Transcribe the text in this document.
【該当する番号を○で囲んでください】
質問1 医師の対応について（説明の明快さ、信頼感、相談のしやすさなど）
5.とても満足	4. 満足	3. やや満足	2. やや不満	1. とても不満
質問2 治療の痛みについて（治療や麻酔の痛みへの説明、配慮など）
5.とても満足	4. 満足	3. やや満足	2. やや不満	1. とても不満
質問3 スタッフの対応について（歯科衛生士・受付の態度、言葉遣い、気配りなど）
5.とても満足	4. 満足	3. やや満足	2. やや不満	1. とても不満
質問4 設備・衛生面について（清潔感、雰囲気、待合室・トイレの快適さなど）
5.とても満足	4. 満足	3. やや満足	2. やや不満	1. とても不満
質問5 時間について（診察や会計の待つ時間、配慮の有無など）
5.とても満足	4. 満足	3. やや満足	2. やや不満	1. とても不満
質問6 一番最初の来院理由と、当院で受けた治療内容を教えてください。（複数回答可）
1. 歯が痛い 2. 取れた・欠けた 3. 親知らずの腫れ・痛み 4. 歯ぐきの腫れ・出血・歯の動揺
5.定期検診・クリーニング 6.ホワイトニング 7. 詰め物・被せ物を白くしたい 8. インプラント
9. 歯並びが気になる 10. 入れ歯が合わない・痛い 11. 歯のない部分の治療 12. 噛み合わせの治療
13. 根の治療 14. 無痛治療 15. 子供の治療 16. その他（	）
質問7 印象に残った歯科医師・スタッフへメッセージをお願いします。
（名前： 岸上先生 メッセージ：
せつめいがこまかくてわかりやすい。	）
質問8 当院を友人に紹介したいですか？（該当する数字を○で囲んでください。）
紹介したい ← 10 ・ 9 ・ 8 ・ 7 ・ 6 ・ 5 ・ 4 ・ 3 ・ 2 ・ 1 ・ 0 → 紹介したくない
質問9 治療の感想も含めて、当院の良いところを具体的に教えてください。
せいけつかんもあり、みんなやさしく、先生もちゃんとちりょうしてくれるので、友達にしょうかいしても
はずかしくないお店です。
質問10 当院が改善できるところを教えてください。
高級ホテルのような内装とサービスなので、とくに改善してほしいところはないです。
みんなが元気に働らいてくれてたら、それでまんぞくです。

--

Within the listing above, copy each line that has the string "で囲んでください".

* Task solution:
【該当する番号を○で囲んでください】
質問8 当院を友人に紹介したいですか？（該当する数字を○で囲んでください。）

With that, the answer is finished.